- The exercise
Each line holding the word "Science" counts once; give the total and nothing more.

— begin Supplied material —

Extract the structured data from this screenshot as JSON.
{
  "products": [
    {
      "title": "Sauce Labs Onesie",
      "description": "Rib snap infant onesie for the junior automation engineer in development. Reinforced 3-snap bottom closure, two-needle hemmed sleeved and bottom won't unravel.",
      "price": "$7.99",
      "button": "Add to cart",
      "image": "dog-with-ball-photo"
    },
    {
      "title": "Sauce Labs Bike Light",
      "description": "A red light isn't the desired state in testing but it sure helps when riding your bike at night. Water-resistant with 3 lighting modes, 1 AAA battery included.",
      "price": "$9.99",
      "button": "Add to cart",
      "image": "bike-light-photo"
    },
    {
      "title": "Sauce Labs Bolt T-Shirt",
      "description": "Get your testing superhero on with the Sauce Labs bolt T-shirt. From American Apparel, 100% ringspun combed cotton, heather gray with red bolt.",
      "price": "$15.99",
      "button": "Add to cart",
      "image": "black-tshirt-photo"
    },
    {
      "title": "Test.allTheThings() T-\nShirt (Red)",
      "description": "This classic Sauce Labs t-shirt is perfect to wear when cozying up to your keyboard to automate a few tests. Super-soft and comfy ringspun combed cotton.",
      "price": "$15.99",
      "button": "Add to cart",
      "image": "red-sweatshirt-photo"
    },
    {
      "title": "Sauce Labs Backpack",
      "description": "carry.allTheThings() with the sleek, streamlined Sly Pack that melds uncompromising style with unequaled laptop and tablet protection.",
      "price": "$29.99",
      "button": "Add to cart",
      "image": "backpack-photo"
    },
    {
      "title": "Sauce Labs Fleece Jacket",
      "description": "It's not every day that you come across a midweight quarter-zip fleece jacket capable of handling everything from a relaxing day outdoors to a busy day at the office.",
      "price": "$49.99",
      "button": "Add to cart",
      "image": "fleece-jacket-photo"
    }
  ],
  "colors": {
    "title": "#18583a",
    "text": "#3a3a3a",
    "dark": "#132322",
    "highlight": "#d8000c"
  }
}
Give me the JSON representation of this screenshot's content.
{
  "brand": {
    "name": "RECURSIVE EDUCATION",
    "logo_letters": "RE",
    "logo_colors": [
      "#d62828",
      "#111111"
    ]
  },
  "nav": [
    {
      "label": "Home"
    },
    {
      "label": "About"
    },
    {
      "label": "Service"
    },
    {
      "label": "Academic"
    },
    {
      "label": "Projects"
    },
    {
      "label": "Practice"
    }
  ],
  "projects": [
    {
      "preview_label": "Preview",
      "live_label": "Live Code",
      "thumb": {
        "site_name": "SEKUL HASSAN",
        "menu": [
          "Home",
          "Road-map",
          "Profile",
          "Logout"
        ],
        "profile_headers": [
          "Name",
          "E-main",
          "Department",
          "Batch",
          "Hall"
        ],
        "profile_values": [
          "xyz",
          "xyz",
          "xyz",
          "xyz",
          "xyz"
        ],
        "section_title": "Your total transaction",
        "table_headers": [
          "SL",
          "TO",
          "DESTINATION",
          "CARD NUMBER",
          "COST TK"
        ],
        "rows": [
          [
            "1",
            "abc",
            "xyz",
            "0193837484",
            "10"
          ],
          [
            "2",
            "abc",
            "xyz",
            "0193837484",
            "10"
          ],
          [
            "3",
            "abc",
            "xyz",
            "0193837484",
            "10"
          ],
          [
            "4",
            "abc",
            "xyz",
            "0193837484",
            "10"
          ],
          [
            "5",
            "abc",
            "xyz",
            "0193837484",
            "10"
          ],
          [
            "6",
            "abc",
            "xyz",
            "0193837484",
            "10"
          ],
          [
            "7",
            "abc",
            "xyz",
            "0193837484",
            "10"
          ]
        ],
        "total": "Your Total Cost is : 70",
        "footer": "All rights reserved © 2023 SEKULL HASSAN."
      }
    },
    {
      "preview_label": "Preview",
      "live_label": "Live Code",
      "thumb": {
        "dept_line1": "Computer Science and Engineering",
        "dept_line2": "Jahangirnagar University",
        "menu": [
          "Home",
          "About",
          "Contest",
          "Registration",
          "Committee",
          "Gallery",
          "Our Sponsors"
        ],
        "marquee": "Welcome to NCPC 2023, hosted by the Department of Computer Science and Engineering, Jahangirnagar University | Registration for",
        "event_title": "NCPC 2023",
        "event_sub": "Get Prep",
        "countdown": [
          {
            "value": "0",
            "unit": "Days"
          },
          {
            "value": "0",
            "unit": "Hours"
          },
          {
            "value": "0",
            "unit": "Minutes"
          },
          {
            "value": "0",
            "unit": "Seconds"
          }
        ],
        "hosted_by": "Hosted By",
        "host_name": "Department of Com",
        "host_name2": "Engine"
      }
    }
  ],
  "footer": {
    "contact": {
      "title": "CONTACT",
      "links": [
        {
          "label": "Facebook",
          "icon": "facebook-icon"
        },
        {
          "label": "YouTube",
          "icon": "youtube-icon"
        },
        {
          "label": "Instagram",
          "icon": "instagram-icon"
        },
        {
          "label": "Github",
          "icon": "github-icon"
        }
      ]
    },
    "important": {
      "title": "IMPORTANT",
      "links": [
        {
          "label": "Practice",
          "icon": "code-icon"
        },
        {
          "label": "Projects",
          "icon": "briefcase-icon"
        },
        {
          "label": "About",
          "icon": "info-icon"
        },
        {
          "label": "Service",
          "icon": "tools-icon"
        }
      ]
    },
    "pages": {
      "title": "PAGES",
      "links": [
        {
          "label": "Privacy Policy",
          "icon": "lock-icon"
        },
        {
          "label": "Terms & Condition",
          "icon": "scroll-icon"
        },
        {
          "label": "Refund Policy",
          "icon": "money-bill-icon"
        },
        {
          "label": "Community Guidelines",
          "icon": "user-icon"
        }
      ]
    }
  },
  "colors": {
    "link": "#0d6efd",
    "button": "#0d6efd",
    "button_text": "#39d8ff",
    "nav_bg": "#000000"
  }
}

— end Supplied material —

- Full response
2